Set every record down verbatim and omit the pictures.

-- Begin RAW DATA --

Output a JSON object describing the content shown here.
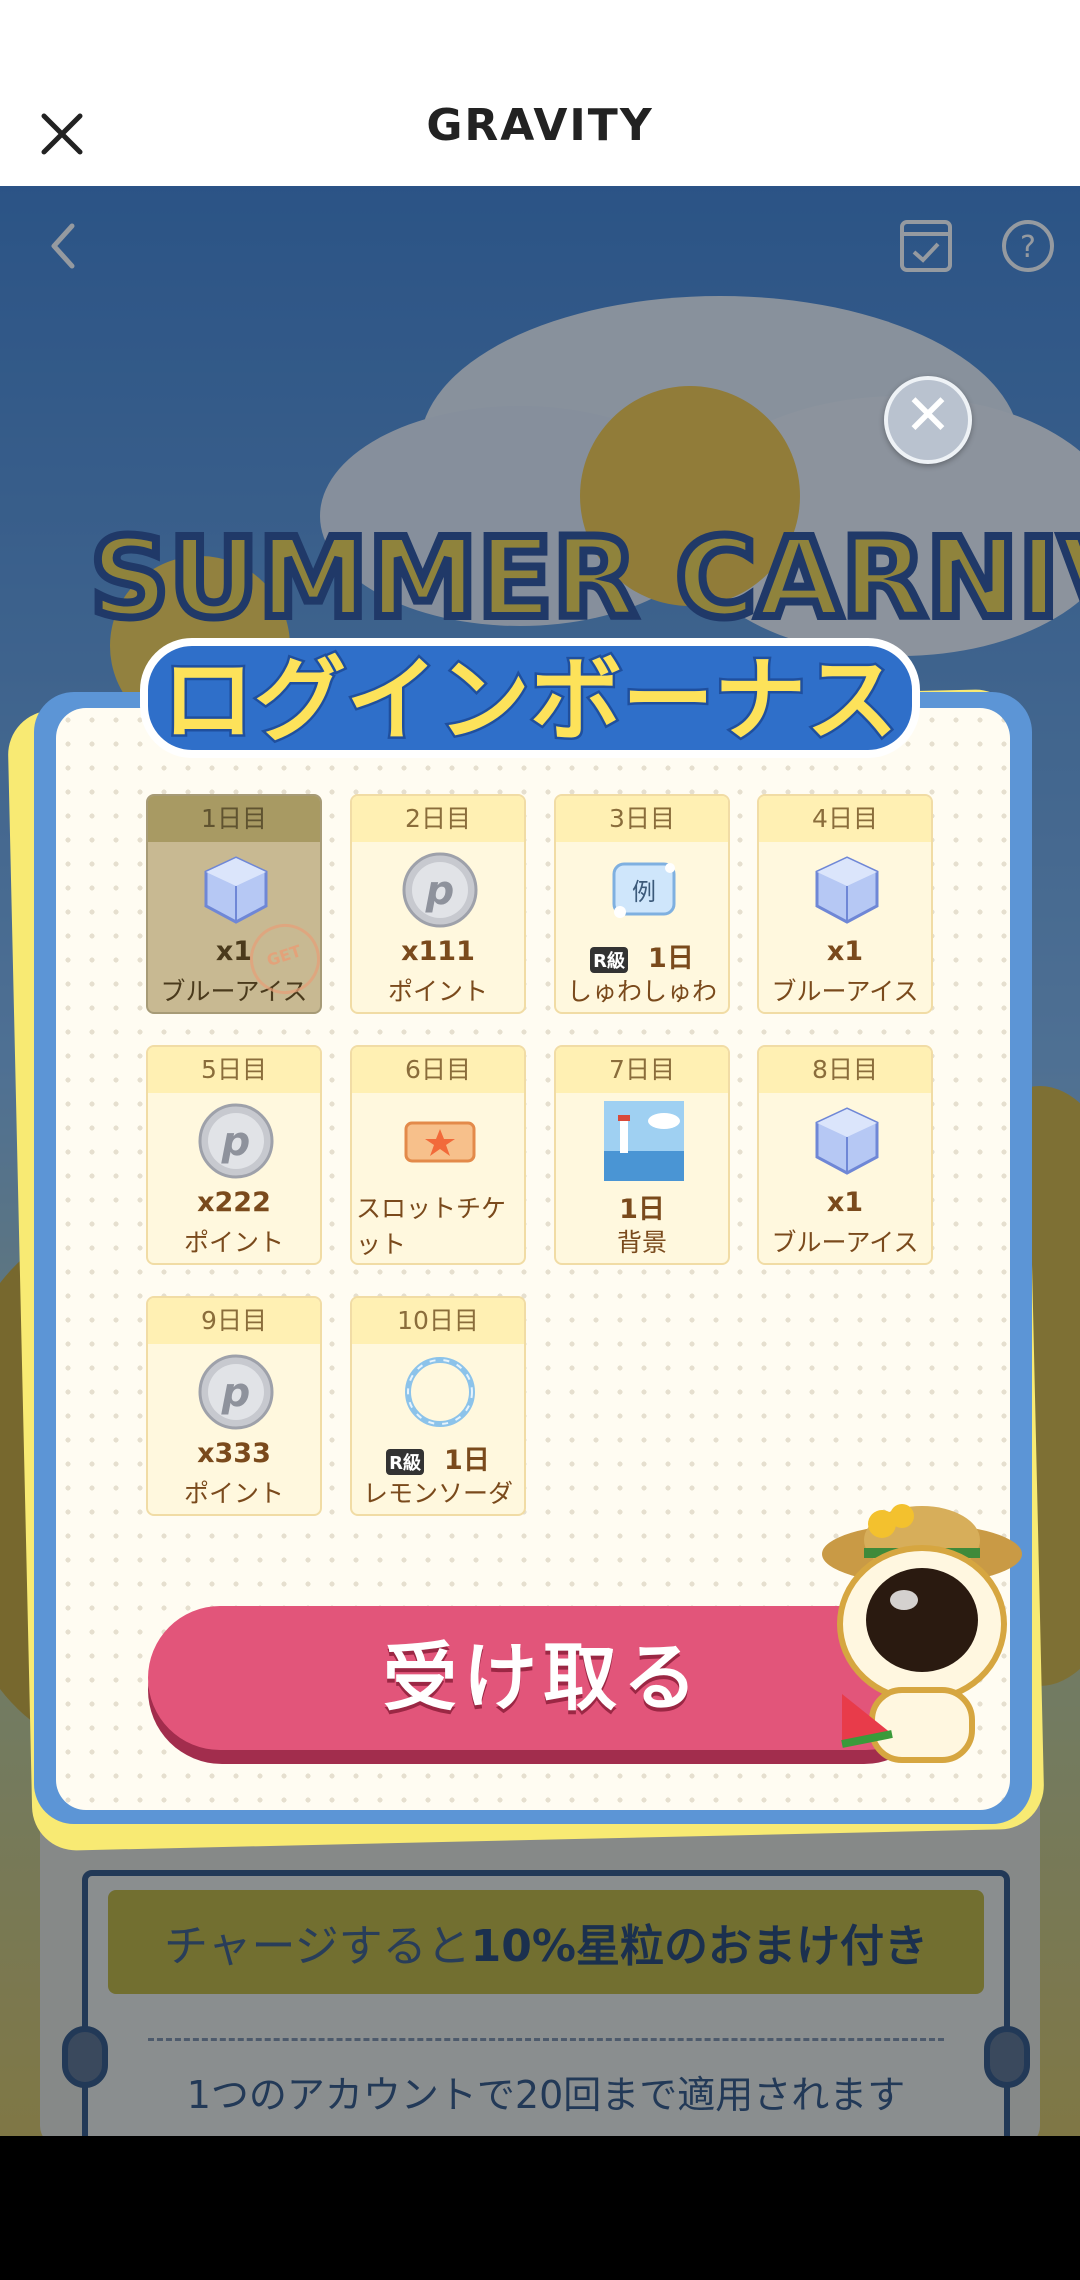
{
  "header": {
    "title": "GRAVITY",
    "close_icon": "close-icon"
  },
  "page": {
    "back_icon": "back-chevron-icon",
    "check_icon": "checklist-icon",
    "help_icon": "help-icon",
    "banner_text": "SUMMER CARNIVAL"
  },
  "charge": {
    "text_plain": "チャージすると",
    "text_bold": "10%星粒のおまけ付き",
    "note": "1つのアカウントで20回まで適用されます"
  },
  "modal": {
    "title": "ログインボーナス",
    "close_icon": "close-icon",
    "receive_button": "受け取る",
    "cards": [
      {
        "day": "1日目",
        "icon": "blue-ice-icon",
        "amount": "x1",
        "name": "ブルーアイス",
        "claimed": true,
        "stamp": "GET"
      },
      {
        "day": "2日目",
        "icon": "point-coin-icon",
        "amount": "x111",
        "name": "ポイント"
      },
      {
        "day": "3日目",
        "icon": "example-card-icon",
        "icon_text": "例",
        "badge": "R級",
        "amount": "1日",
        "name": "しゅわしゅわ"
      },
      {
        "day": "4日目",
        "icon": "blue-ice-icon",
        "amount": "x1",
        "name": "ブルーアイス"
      },
      {
        "day": "5日目",
        "icon": "point-coin-icon",
        "amount": "x222",
        "name": "ポイント"
      },
      {
        "day": "6日目",
        "icon": "slot-ticket-icon",
        "amount": "",
        "name": "スロットチケット"
      },
      {
        "day": "7日目",
        "icon": "lighthouse-background-icon",
        "amount": "1日",
        "name": "背景"
      },
      {
        "day": "8日目",
        "icon": "blue-ice-icon",
        "amount": "x1",
        "name": "ブルーアイス"
      },
      {
        "day": "9日目",
        "icon": "point-coin-icon",
        "amount": "x333",
        "name": "ポイント"
      },
      {
        "day": "10日目",
        "icon": "lemon-soda-frame-icon",
        "badge": "R級",
        "amount": "1日",
        "name": "レモンソーダ"
      }
    ]
  },
  "colors": {
    "accent_pink": "#e2557a",
    "modal_blue": "#5c95d6",
    "modal_yellow": "#f8ea73",
    "title_blue": "#2f6fc9"
  }
}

-- End RAW DATA --

## RESPONSE TO THE EXERCISE
Output a JSON object describing the content shown here.
{
  "header": {
    "title": "GRAVITY",
    "close_icon": "close-icon"
  },
  "page": {
    "back_icon": "back-chevron-icon",
    "check_icon": "checklist-icon",
    "help_icon": "help-icon",
    "banner_text": "SUMMER CARNIVAL"
  },
  "charge": {
    "text_plain": "チャージすると",
    "text_bold": "10%星粒のおまけ付き",
    "note": "1つのアカウントで20回まで適用されます"
  },
  "modal": {
    "title": "ログインボーナス",
    "close_icon": "close-icon",
    "receive_button": "受け取る",
    "cards": [
      {
        "day": "1日目",
        "icon": "blue-ice-icon",
        "amount": "x1",
        "name": "ブルーアイス",
        "claimed": true,
        "stamp": "GET"
      },
      {
        "day": "2日目",
        "icon": "point-coin-icon",
        "amount": "x111",
        "name": "ポイント"
      },
      {
        "day": "3日目",
        "icon": "example-card-icon",
        "icon_text": "例",
        "badge": "R級",
        "amount": "1日",
        "name": "しゅわしゅわ"
      },
      {
        "day": "4日目",
        "icon": "blue-ice-icon",
        "amount": "x1",
        "name": "ブルーアイス"
      },
      {
        "day": "5日目",
        "icon": "point-coin-icon",
        "amount": "x222",
        "name": "ポイント"
      },
      {
        "day": "6日目",
        "icon": "slot-ticket-icon",
        "amount": "",
        "name": "スロットチケット"
      },
      {
        "day": "7日目",
        "icon": "lighthouse-background-icon",
        "amount": "1日",
        "name": "背景"
      },
      {
        "day": "8日目",
        "icon": "blue-ice-icon",
        "amount": "x1",
        "name": "ブルーアイス"
      },
      {
        "day": "9日目",
        "icon": "point-coin-icon",
        "amount": "x333",
        "name": "ポイント"
      },
      {
        "day": "10日目",
        "icon": "lemon-soda-frame-icon",
        "badge": "R級",
        "amount": "1日",
        "name": "レモンソーダ"
      }
    ]
  },
  "colors": {
    "accent_pink": "#e2557a",
    "modal_blue": "#5c95d6",
    "modal_yellow": "#f8ea73",
    "title_blue": "#2f6fc9"
  }
}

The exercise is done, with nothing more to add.